STATED TASK
Output nothing but the number of lines that include the word "start".

RECORD EXCERPTS
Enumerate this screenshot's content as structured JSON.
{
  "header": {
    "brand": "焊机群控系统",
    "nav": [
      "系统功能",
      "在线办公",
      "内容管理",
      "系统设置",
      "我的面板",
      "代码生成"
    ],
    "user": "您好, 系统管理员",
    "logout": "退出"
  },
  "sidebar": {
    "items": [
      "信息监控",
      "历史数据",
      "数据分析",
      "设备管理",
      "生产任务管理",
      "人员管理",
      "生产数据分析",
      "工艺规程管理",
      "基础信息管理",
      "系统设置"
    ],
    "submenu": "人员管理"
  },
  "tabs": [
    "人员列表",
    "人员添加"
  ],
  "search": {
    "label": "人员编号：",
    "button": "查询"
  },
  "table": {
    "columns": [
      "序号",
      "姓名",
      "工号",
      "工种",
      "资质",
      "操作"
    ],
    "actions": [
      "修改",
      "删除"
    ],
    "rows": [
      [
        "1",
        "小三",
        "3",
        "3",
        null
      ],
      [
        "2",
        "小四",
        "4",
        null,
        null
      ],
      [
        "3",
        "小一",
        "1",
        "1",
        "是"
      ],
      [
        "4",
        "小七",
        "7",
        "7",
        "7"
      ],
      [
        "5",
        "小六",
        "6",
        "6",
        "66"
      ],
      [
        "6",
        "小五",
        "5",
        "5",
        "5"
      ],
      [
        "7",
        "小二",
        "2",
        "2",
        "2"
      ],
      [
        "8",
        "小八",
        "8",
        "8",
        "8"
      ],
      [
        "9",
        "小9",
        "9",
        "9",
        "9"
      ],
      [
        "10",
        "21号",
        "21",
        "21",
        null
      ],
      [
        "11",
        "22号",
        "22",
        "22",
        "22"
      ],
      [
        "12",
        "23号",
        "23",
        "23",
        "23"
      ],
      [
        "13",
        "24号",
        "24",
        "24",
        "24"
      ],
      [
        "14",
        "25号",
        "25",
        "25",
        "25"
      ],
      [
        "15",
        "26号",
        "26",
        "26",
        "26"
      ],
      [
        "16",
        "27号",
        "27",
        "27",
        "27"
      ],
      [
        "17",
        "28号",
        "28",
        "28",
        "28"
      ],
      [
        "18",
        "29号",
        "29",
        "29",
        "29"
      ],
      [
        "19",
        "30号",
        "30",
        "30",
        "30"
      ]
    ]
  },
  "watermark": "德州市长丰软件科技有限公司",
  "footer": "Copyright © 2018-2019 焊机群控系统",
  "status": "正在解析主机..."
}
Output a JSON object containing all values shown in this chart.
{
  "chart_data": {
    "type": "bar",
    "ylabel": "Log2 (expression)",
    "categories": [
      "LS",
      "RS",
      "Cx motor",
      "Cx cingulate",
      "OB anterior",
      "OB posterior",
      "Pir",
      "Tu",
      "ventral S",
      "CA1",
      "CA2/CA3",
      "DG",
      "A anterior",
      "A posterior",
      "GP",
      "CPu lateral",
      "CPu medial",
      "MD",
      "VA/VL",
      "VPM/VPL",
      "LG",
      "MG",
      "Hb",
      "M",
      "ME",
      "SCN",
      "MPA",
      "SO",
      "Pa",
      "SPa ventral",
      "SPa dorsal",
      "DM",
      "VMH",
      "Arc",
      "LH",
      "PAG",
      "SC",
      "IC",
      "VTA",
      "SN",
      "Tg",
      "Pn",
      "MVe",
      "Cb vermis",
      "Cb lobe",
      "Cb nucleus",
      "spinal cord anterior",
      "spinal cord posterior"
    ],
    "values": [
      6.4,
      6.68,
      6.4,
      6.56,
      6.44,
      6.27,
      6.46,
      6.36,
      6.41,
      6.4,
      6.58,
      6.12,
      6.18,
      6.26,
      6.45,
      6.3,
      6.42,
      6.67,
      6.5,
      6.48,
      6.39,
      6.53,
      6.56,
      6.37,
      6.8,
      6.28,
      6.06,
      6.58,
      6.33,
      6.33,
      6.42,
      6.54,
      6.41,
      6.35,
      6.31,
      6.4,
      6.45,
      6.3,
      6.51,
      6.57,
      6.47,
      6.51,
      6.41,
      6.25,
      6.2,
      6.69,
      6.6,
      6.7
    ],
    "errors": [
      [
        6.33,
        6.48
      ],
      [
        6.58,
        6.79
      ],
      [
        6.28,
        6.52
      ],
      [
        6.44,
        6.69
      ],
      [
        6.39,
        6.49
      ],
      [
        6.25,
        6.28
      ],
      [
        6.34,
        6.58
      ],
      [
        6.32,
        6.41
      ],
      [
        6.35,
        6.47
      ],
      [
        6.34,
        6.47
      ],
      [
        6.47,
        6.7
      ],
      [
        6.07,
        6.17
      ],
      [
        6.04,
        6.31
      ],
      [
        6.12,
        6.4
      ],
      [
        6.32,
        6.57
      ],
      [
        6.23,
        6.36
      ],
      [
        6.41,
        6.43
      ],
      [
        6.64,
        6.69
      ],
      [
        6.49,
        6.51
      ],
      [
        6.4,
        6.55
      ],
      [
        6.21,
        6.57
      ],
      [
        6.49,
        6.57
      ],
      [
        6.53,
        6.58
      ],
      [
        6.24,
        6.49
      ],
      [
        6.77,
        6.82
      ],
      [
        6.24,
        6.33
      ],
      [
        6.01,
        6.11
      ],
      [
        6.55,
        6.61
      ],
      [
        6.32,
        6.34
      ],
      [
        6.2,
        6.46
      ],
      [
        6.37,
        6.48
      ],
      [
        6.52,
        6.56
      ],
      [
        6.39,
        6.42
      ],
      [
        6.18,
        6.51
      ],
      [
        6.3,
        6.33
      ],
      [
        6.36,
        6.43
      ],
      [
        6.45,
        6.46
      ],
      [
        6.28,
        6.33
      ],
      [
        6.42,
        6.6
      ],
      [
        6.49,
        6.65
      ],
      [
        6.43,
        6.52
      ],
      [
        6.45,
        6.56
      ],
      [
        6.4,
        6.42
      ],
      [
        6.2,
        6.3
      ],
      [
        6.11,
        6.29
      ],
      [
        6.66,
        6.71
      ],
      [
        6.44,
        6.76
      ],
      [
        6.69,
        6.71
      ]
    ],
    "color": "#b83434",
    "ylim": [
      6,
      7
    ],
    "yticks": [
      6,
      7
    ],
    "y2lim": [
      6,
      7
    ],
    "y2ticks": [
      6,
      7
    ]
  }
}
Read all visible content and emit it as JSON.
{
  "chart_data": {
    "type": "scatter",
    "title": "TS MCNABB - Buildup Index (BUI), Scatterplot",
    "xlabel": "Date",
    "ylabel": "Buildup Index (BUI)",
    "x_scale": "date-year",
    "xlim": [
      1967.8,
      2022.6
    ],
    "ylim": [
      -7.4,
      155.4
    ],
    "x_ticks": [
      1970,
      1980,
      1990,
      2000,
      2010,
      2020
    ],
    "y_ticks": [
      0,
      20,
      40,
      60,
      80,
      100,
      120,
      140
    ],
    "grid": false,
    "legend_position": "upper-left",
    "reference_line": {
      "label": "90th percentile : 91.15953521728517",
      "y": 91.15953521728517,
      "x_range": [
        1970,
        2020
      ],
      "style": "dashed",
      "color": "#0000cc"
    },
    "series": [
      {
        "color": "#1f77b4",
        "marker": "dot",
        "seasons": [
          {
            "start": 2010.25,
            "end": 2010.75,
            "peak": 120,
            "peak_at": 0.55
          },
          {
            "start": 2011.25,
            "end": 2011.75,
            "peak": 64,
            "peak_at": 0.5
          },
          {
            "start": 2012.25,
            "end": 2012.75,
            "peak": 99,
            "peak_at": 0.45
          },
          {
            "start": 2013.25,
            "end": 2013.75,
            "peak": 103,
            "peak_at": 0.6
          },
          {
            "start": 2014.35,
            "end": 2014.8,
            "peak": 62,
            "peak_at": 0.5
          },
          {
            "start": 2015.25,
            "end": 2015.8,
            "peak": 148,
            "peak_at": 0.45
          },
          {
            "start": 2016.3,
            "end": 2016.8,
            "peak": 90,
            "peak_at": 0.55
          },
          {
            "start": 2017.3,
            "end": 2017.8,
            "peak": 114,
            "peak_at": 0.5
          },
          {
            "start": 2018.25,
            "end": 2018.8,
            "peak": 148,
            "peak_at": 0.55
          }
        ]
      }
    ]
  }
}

EXPECTED ANSWER
9